Data rows:
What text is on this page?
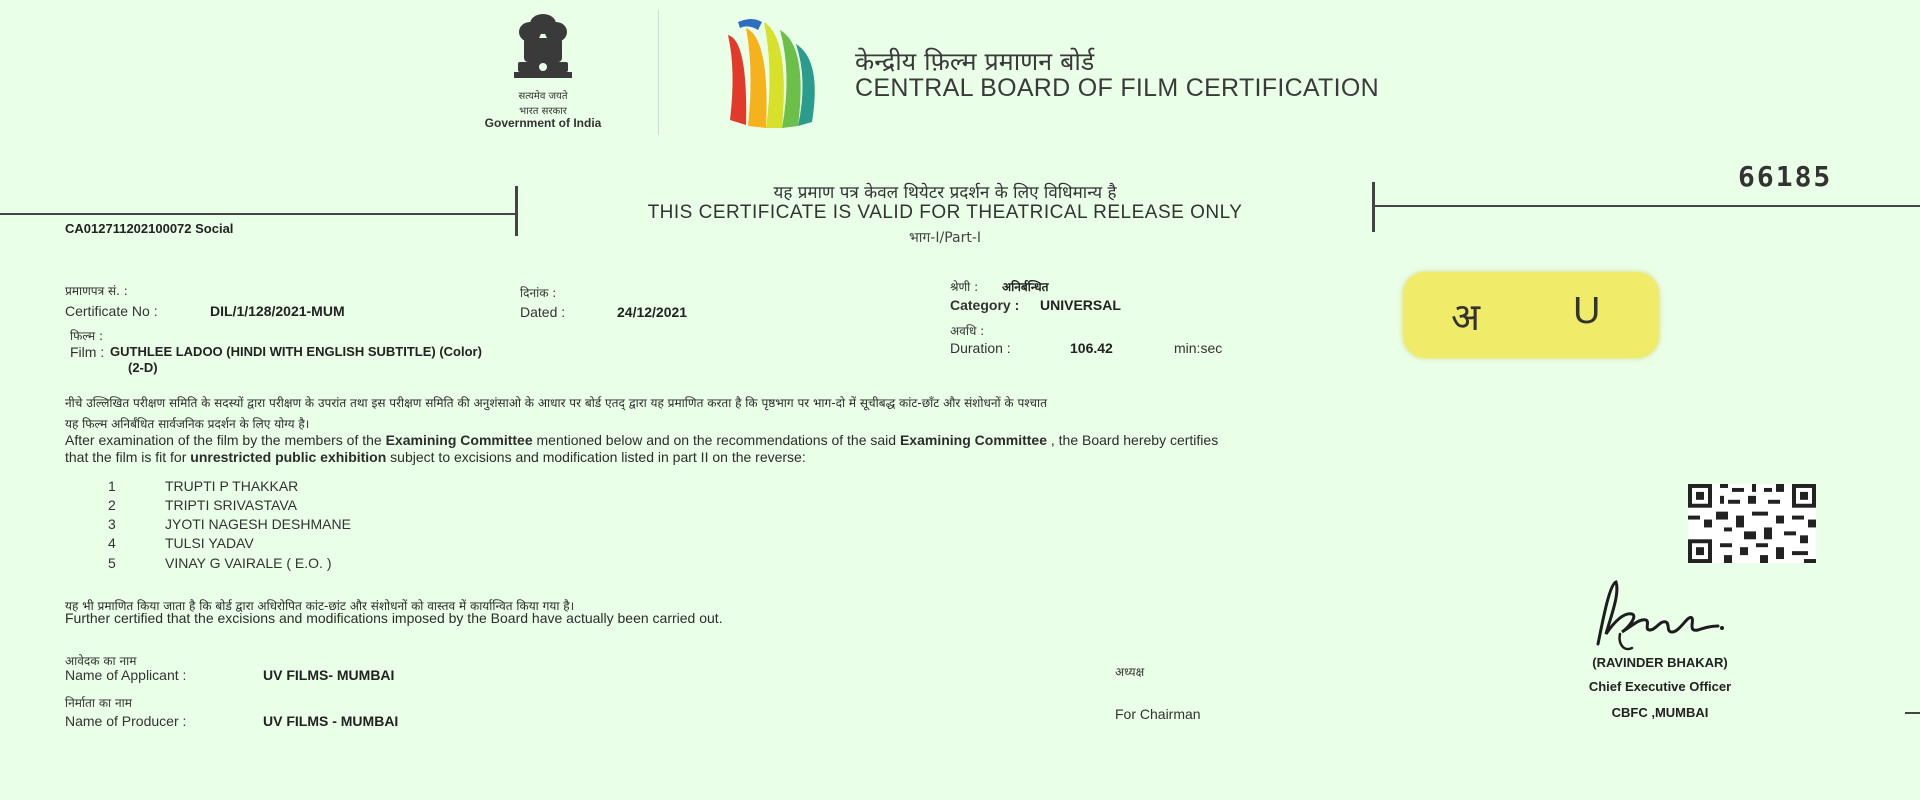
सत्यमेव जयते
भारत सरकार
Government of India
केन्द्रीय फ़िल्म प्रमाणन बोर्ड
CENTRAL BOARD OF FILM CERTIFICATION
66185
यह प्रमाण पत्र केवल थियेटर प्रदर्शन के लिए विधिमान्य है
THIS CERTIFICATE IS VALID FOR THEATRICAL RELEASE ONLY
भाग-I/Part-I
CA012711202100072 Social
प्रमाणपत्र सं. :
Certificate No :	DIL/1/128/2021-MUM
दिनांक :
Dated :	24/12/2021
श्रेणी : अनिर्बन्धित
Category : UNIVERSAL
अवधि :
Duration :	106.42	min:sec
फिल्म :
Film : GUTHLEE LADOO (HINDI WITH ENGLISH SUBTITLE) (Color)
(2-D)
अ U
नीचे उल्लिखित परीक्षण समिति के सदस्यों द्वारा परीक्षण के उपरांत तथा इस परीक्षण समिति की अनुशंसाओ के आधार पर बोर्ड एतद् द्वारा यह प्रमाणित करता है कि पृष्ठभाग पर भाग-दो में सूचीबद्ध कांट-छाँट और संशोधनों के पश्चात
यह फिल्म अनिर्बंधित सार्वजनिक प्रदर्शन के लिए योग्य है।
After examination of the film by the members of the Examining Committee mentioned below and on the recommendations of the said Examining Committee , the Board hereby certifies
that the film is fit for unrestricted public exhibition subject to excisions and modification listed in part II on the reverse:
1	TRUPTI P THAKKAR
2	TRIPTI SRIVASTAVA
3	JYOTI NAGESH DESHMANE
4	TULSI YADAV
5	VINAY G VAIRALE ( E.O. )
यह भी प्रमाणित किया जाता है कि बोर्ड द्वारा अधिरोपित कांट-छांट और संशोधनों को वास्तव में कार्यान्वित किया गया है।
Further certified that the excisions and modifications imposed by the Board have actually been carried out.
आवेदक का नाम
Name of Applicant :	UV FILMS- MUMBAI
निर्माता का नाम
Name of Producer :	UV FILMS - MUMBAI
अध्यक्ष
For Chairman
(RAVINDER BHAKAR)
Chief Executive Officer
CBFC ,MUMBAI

==

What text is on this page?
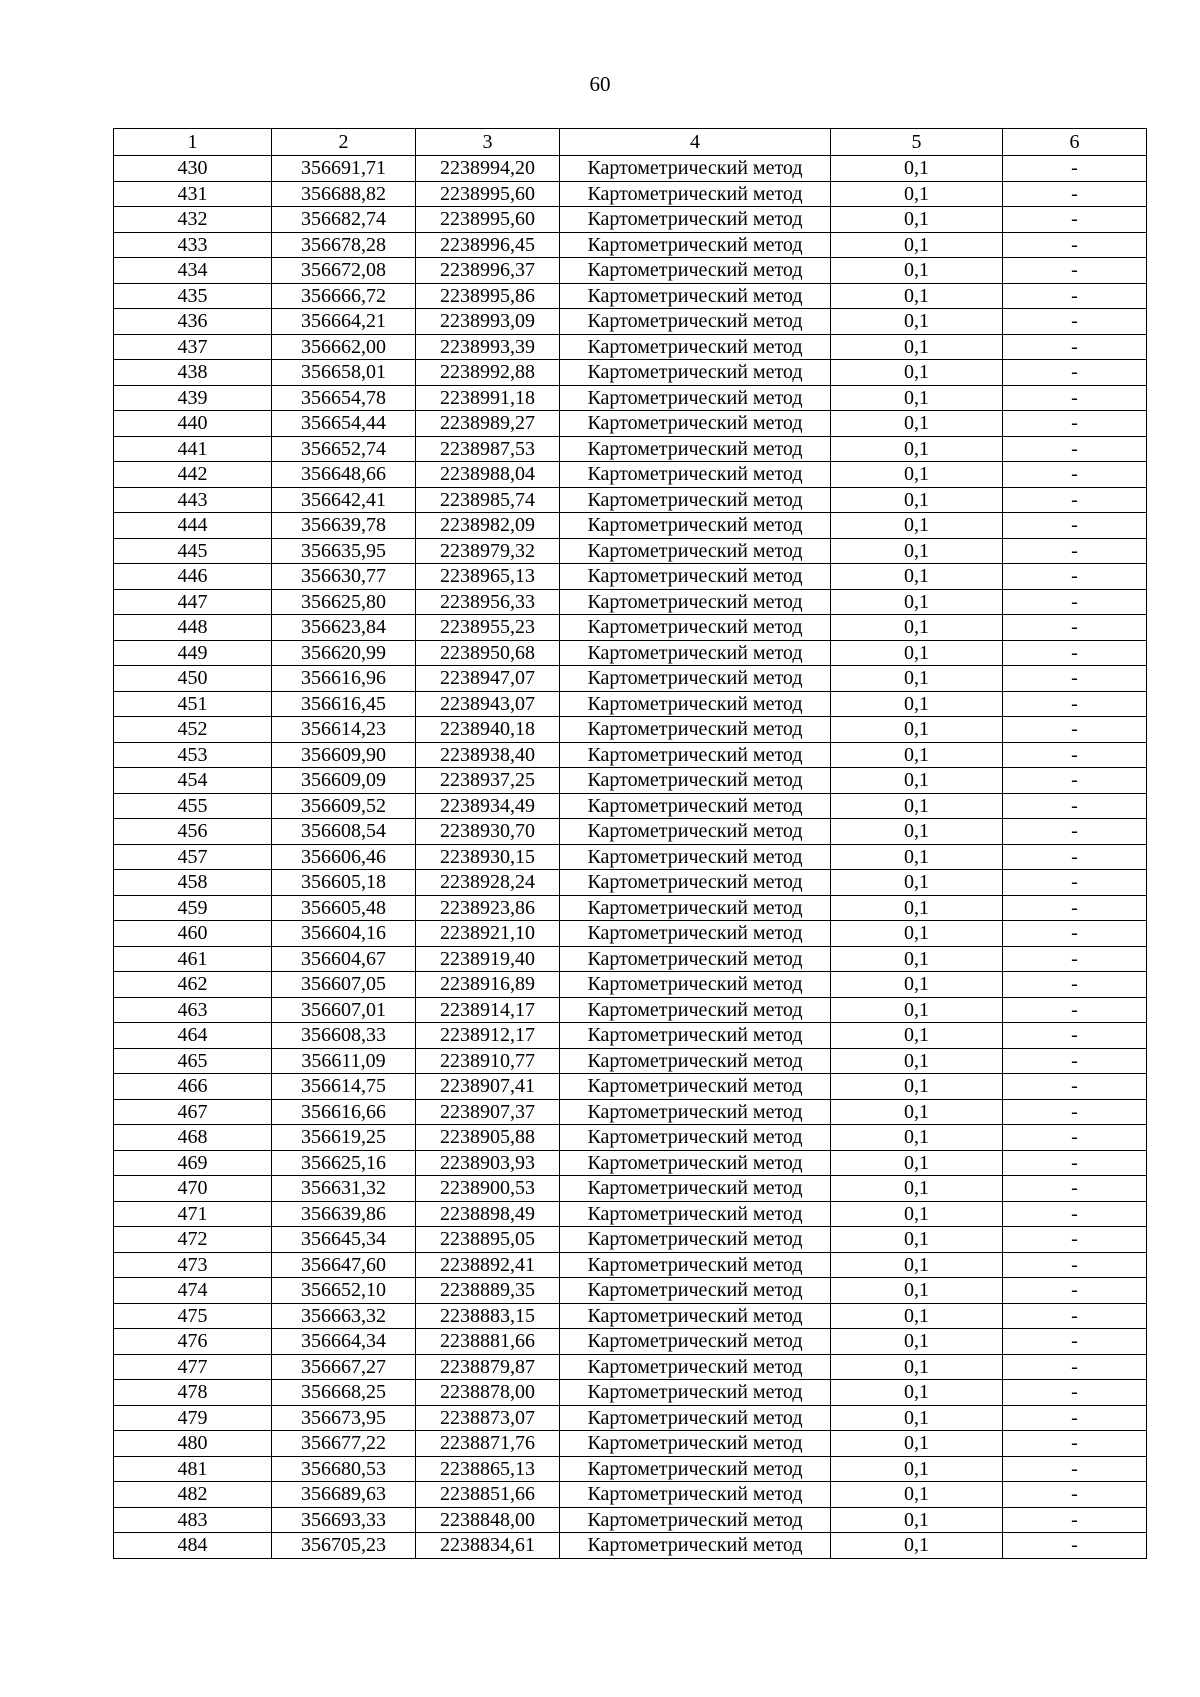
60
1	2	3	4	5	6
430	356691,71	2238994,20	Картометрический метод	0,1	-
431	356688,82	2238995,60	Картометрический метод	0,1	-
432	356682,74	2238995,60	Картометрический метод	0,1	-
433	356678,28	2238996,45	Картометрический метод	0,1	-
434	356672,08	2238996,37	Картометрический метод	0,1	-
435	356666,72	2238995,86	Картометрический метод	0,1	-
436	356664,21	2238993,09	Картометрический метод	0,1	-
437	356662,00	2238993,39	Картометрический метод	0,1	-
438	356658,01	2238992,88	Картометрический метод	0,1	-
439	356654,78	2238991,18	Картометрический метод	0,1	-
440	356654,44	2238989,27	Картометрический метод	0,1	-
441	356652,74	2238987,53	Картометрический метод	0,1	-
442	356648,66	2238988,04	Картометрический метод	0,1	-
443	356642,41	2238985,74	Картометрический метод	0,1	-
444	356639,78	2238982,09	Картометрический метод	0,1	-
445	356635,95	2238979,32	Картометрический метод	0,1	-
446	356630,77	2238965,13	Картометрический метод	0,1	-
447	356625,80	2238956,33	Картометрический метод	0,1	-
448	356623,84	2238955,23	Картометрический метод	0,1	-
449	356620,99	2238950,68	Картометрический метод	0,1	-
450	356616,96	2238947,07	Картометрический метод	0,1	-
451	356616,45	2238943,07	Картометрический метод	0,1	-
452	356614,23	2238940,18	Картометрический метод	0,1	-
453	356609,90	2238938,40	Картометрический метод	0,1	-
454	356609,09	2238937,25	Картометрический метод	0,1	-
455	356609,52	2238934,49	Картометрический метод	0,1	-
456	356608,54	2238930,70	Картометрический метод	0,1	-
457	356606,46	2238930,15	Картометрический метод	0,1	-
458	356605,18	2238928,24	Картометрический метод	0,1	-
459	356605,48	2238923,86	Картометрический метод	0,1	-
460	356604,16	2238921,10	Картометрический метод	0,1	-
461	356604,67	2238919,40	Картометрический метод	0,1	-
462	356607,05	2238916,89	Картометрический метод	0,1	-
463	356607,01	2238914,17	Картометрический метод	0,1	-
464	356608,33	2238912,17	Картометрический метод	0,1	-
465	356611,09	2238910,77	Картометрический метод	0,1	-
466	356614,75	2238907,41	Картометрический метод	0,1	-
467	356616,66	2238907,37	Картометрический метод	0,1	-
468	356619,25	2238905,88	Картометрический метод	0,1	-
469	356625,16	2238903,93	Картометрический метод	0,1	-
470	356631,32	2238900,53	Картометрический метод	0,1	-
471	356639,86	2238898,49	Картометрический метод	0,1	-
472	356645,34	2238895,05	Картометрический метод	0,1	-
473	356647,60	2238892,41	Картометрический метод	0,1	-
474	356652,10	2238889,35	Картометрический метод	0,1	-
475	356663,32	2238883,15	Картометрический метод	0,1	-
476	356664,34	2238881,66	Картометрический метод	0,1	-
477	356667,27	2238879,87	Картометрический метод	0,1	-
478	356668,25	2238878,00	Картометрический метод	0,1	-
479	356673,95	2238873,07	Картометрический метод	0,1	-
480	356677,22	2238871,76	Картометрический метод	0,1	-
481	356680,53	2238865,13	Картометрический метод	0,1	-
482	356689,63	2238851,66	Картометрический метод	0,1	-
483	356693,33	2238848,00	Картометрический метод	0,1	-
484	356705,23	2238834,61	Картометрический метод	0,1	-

...

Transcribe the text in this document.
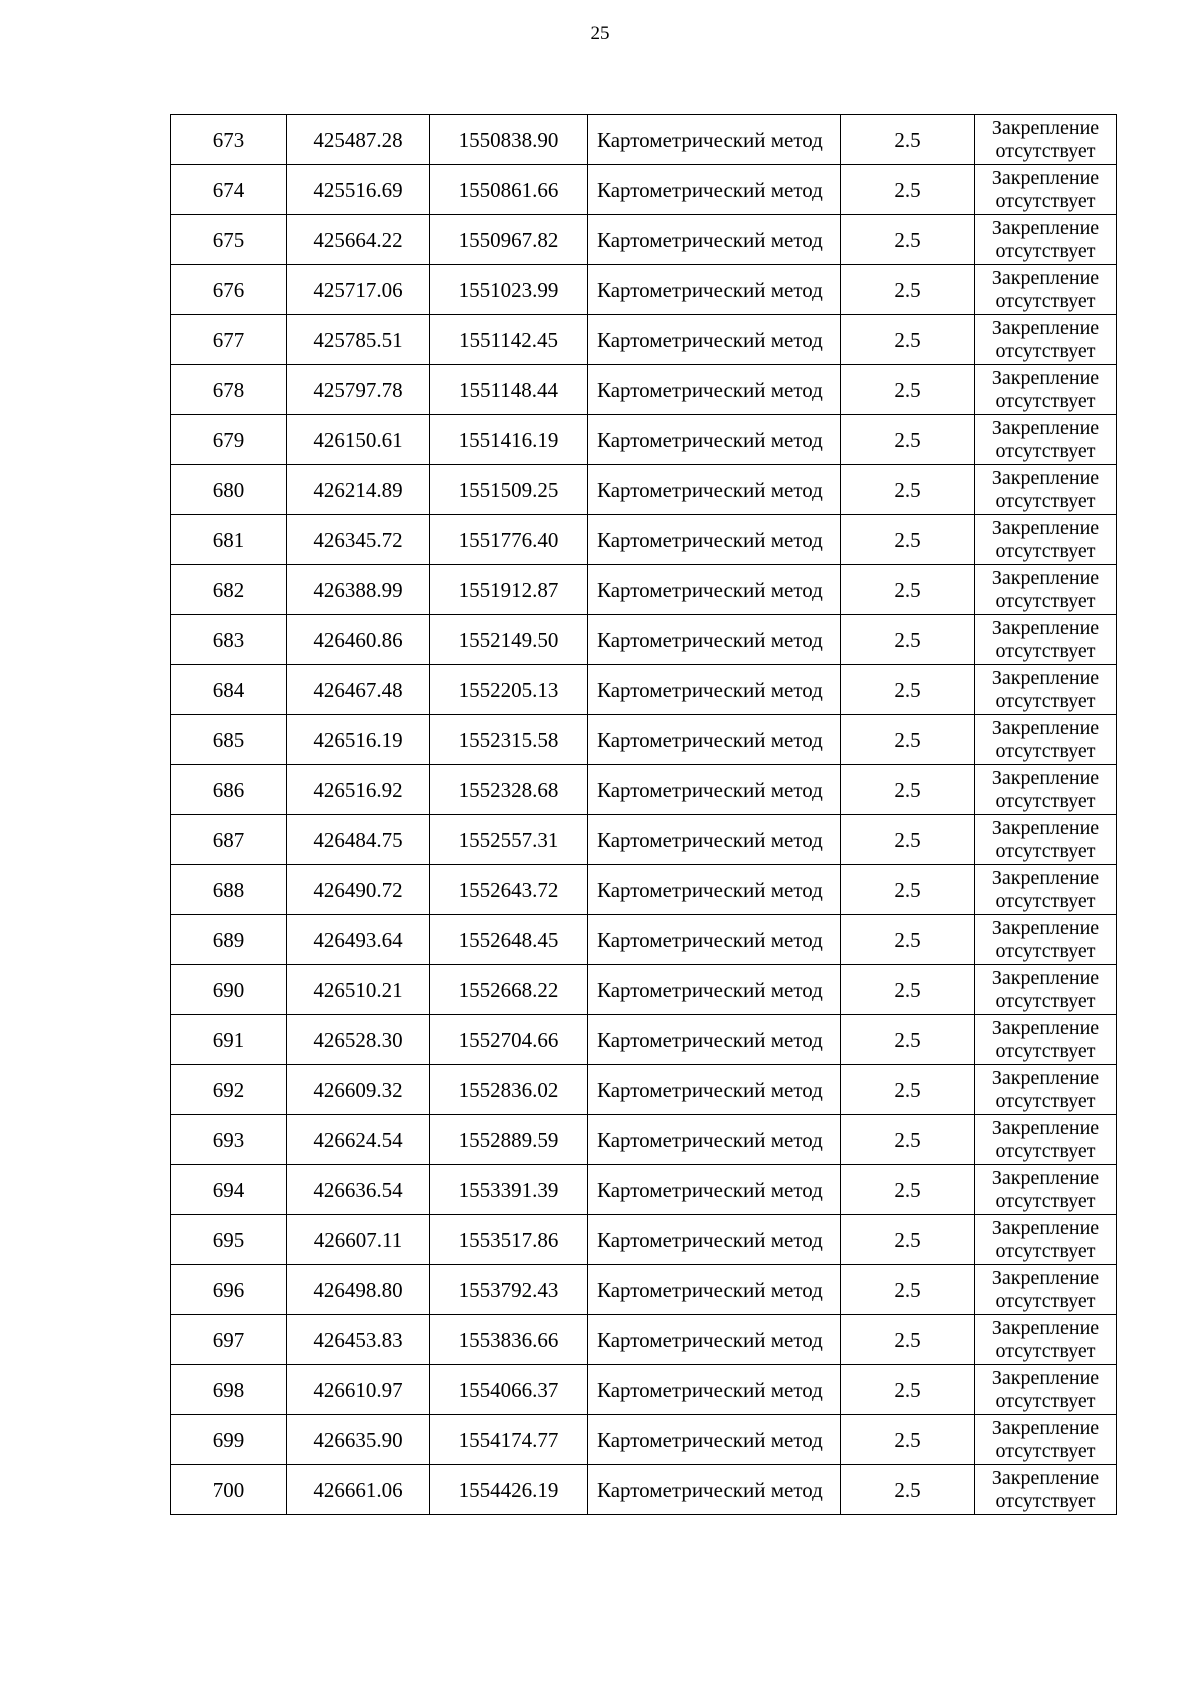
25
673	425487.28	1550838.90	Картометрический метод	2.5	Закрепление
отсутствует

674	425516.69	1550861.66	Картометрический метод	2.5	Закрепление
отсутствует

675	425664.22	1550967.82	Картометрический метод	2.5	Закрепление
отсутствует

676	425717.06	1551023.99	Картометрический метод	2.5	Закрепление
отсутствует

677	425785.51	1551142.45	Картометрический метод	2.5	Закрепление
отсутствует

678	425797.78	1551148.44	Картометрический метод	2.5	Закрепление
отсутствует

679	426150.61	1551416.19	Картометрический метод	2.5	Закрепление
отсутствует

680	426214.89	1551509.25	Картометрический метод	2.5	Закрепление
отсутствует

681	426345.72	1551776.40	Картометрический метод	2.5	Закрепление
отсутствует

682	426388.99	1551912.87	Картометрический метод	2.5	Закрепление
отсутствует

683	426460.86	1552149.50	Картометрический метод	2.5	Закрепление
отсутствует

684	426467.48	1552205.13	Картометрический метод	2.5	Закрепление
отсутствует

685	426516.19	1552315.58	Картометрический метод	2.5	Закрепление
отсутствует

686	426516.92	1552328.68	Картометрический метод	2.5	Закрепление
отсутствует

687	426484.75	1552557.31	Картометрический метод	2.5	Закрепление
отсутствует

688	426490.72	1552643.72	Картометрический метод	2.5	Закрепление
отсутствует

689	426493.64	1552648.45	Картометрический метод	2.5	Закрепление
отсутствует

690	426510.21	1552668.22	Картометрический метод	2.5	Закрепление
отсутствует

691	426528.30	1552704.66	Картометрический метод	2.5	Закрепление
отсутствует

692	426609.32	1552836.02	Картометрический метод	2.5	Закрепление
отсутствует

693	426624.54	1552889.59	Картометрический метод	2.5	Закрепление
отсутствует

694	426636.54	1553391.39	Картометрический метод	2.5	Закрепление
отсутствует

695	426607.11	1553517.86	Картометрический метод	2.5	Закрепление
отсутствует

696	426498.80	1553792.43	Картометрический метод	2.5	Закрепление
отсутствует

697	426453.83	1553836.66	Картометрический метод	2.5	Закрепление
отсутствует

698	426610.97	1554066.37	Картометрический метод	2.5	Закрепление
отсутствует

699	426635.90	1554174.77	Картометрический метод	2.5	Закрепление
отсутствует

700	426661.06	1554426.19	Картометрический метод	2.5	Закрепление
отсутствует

Prompt: Out of the records, collect only those lines that contain the string "Name".

Task result:
Name of Applicant :	UV FILMS- MUMBAI
Name of Producer :	UV FILMS - MUMBAI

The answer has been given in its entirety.